**INSTRUCTION:**
Could you print every record below exactly as it appears?

**ITEMS:**
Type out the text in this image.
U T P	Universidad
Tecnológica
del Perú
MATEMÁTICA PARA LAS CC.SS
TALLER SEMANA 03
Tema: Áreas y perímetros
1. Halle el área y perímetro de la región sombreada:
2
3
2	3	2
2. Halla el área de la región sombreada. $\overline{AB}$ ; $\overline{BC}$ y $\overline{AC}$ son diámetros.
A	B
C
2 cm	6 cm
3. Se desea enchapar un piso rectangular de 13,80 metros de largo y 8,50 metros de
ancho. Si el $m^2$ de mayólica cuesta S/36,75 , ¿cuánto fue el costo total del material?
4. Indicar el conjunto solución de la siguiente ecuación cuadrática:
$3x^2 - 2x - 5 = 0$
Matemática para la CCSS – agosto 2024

**ANSWER TO THE TASK:**
Type out the text in this image.
U T P	Universidad
Tecnológica
del Perú
MATEMÁTICA PARA LAS CC.SS
TALLER SEMANA 03
Tema: Áreas y perímetros
1. Halle el área y perímetro de la región sombreada:
2
3
2	3	2
2. Halla el área de la región sombreada. $\overline{AB}$ ; $\overline{BC}$ y $\overline{AC}$ son diámetros.
A	B
C
2 cm	6 cm
3. Se desea enchapar un piso rectangular de 13,80 metros de largo y 8,50 metros de
ancho. Si el $m^2$ de mayólica cuesta S/36,75 , ¿cuánto fue el costo total del material?
4. Indicar el conjunto solución de la siguiente ecuación cuadrática:
$3x^2 - 2x - 5 = 0$
Matemática para la CCSS – agosto 2024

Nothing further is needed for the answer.